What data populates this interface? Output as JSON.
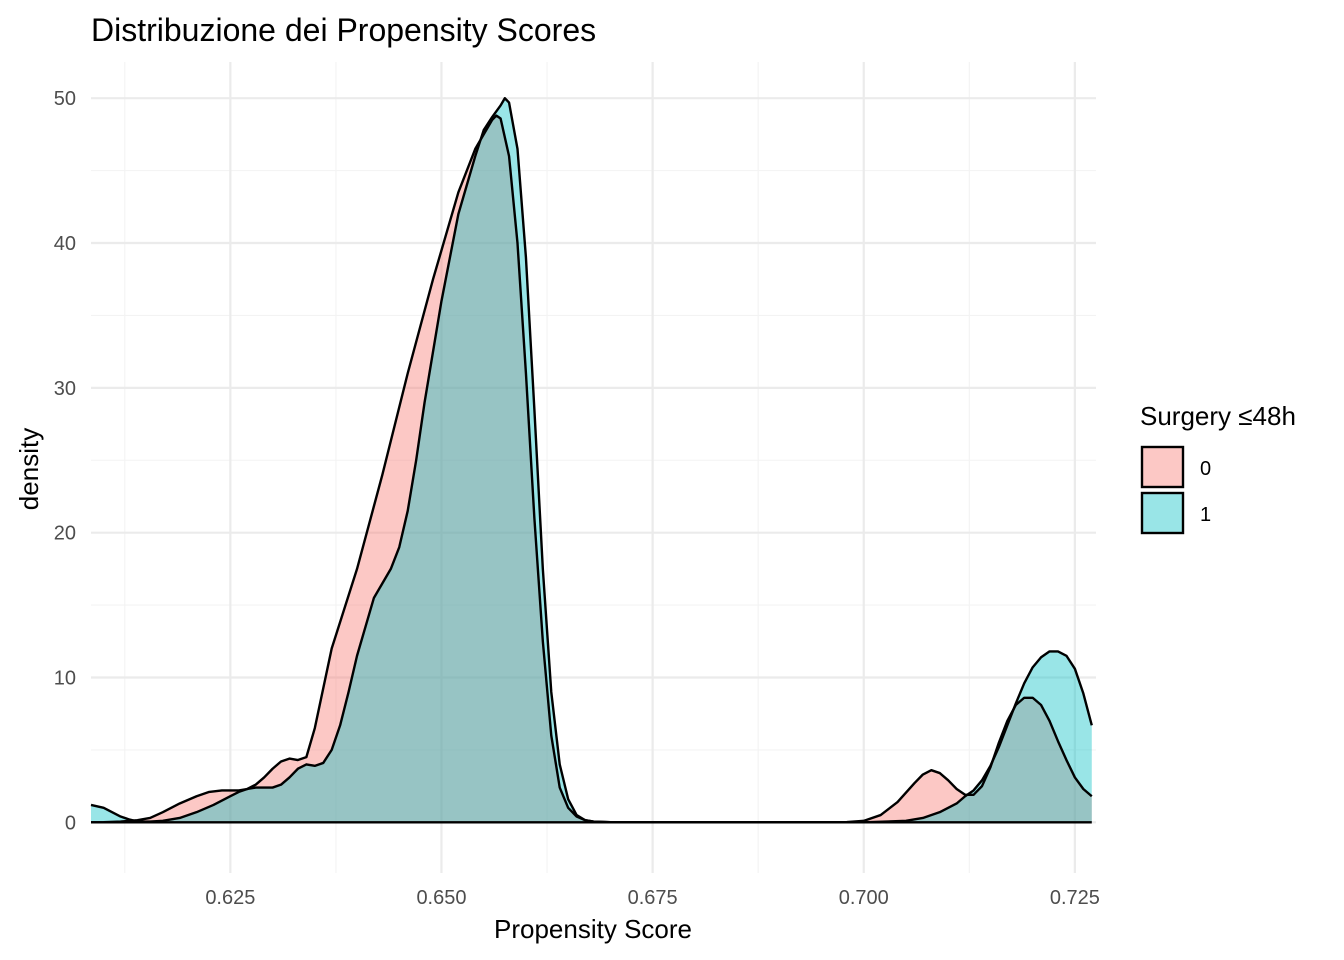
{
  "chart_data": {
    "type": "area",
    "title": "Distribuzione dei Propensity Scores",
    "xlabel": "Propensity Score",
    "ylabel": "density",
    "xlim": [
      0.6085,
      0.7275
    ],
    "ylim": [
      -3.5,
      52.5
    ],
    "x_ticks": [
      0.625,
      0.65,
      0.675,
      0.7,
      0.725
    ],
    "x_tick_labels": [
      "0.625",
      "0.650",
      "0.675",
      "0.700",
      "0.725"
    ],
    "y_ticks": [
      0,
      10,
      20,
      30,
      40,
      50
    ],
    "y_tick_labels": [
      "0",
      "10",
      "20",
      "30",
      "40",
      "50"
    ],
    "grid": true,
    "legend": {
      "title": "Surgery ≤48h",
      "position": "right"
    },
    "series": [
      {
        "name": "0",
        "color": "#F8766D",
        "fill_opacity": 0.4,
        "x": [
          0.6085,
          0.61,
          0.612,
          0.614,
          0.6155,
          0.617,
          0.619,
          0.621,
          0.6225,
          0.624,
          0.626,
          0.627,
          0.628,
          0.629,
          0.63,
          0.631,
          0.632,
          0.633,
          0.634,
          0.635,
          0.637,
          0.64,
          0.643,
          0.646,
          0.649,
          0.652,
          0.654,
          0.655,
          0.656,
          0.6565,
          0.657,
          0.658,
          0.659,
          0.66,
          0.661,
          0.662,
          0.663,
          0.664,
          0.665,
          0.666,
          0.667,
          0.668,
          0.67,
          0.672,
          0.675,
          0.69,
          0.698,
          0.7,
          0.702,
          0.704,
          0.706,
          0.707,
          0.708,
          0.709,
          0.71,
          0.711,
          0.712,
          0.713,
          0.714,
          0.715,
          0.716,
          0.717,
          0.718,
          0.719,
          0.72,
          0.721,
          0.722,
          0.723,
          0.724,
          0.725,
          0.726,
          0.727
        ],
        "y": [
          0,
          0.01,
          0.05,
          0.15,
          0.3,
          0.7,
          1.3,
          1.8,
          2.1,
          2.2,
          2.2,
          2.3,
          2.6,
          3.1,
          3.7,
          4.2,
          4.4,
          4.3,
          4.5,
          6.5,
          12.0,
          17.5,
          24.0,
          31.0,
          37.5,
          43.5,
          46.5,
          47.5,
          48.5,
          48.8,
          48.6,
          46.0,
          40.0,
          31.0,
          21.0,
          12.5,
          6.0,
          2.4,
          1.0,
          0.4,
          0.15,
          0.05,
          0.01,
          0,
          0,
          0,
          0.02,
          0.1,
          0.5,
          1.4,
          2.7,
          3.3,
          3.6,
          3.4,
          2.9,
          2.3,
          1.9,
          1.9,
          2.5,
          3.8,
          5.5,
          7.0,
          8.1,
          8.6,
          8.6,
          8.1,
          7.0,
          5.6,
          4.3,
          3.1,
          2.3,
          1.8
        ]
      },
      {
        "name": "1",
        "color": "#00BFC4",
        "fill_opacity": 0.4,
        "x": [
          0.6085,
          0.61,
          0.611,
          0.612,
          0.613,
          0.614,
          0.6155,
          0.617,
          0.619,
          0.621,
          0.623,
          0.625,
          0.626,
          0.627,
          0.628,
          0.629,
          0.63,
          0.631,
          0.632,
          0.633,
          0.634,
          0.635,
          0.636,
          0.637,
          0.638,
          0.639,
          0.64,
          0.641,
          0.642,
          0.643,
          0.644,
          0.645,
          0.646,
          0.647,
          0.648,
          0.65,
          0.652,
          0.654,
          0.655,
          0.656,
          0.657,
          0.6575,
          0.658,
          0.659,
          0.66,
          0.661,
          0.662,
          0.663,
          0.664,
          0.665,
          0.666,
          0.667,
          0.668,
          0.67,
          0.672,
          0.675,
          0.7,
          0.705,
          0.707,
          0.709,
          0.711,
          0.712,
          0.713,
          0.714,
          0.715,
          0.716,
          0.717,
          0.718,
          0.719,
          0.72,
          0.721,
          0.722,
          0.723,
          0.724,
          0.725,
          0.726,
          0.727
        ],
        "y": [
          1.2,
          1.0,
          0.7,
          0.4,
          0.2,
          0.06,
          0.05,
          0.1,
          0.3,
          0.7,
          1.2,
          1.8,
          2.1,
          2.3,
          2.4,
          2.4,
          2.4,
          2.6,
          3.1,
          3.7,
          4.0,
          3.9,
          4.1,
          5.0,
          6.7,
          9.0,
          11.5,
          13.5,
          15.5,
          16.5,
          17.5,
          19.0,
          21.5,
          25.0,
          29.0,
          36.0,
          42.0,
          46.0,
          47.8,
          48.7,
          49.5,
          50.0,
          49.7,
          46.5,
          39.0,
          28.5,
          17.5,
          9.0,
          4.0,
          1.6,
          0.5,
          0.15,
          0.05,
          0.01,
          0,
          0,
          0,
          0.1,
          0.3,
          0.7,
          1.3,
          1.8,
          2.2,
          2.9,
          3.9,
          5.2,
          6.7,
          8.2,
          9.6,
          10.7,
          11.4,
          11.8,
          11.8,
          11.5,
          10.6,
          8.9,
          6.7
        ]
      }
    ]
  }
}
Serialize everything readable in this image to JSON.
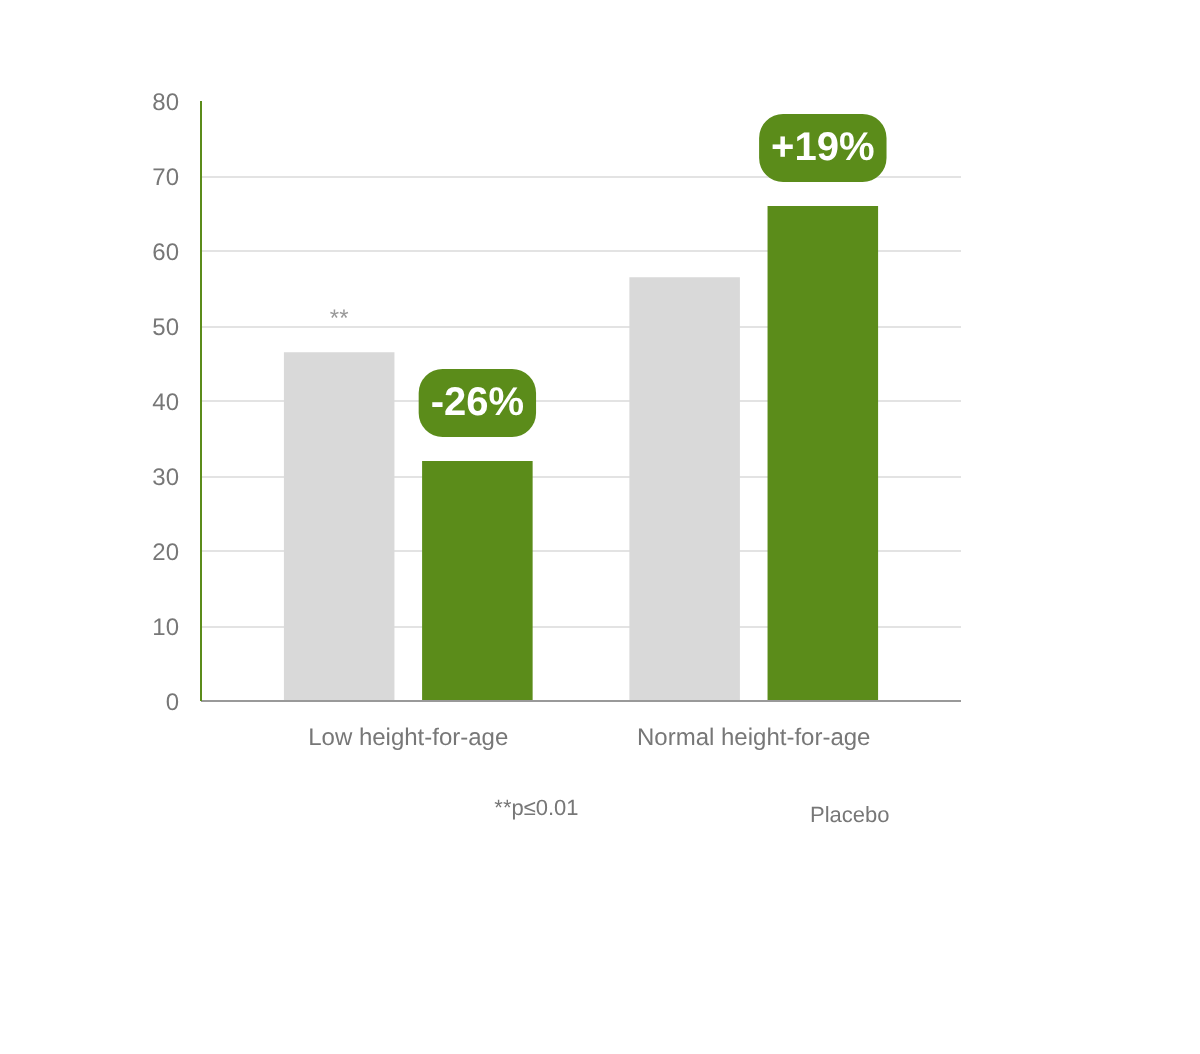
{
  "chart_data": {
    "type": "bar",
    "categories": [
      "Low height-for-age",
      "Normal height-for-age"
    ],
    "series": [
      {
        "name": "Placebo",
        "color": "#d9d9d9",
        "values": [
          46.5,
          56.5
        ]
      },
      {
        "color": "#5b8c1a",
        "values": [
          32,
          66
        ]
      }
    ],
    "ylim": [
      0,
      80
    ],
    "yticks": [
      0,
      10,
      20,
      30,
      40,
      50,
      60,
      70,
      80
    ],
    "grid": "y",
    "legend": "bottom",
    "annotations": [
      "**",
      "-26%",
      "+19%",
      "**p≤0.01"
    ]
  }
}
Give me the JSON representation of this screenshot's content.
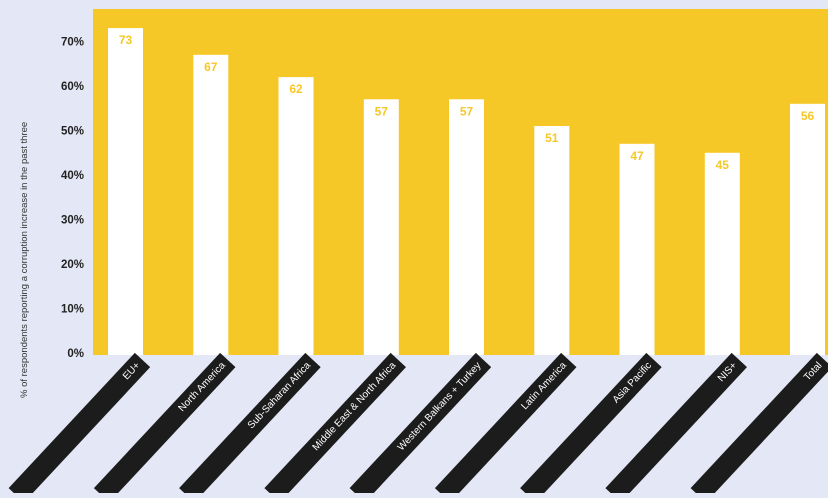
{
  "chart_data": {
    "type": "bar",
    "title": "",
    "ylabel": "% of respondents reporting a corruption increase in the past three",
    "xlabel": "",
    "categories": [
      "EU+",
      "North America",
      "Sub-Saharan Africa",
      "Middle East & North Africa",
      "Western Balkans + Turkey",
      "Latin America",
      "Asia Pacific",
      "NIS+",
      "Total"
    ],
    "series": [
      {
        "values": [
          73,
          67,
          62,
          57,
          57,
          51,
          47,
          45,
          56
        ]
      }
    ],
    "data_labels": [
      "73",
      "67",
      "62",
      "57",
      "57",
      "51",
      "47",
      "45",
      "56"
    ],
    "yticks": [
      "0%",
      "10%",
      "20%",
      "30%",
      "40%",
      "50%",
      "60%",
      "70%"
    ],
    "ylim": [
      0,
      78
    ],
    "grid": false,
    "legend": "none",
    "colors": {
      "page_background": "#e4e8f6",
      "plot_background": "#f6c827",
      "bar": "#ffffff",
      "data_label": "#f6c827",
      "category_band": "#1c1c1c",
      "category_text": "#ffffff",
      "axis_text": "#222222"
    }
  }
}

------------------------------------------------

Copy every line of the listing that includes the string "height".

      "Low height-for-age",
      "Normal height-for-age"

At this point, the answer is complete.